(Items from a data source)
══════════════════════════════
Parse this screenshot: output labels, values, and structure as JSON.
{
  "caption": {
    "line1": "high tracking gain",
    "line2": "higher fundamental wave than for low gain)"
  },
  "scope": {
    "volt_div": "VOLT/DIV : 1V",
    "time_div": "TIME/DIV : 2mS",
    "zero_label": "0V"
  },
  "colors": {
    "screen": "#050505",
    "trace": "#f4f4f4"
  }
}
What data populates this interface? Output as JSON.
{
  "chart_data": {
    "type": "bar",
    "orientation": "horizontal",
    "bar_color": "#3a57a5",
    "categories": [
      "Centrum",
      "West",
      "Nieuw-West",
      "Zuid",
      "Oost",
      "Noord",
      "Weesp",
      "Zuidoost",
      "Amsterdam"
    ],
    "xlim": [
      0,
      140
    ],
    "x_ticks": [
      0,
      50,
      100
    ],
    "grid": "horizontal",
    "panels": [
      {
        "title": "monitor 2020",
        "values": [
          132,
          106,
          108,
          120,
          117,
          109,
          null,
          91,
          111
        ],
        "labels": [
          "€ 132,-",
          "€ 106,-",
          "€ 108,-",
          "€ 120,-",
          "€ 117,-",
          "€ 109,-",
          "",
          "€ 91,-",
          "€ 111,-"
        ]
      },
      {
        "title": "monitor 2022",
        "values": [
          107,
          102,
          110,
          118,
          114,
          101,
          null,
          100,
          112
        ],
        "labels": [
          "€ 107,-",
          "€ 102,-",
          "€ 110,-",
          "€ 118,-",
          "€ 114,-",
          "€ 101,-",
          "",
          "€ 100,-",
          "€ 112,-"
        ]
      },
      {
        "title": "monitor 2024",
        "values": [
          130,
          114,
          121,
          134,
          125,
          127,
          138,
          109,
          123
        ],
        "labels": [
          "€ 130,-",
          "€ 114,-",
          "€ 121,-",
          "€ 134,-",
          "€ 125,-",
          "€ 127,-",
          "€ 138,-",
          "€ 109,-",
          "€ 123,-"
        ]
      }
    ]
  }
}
══════════════════════════════
#### WHAT YOU NEED TO DO
Print out every entry, keeping each one exact.

#### RESULT OF THIS TASK
Parse this screenshot: output labels, values, and structure as JSON.
{
  "caption": {
    "line1": "high tracking gain",
    "line2": "higher fundamental wave than for low gain)"
  },
  "scope": {
    "volt_div": "VOLT/DIV : 1V",
    "time_div": "TIME/DIV : 2mS",
    "zero_label": "0V"
  },
  "colors": {
    "screen": "#050505",
    "trace": "#f4f4f4"
  }
}
What data populates this interface? Output as JSON.
{
  "chart_data": {
    "type": "bar",
    "orientation": "horizontal",
    "bar_color": "#3a57a5",
    "categories": [
      "Centrum",
      "West",
      "Nieuw-West",
      "Zuid",
      "Oost",
      "Noord",
      "Weesp",
      "Zuidoost",
      "Amsterdam"
    ],
    "xlim": [
      0,
      140
    ],
    "x_ticks": [
      0,
      50,
      100
    ],
    "grid": "horizontal",
    "panels": [
      {
        "title": "monitor 2020",
        "values": [
          132,
          106,
          108,
          120,
          117,
          109,
          null,
          91,
          111
        ],
        "labels": [
          "€ 132,-",
          "€ 106,-",
          "€ 108,-",
          "€ 120,-",
          "€ 117,-",
          "€ 109,-",
          "",
          "€ 91,-",
          "€ 111,-"
        ]
      },
      {
        "title": "monitor 2022",
        "values": [
          107,
          102,
          110,
          118,
          114,
          101,
          null,
          100,
          112
        ],
        "labels": [
          "€ 107,-",
          "€ 102,-",
          "€ 110,-",
          "€ 118,-",
          "€ 114,-",
          "€ 101,-",
          "",
          "€ 100,-",
          "€ 112,-"
        ]
      },
      {
        "title": "monitor 2024",
        "values": [
          130,
          114,
          121,
          134,
          125,
          127,
          138,
          109,
          123
        ],
        "labels": [
          "€ 130,-",
          "€ 114,-",
          "€ 121,-",
          "€ 134,-",
          "€ 125,-",
          "€ 127,-",
          "€ 138,-",
          "€ 109,-",
          "€ 123,-"
        ]
      }
    ]
  }
}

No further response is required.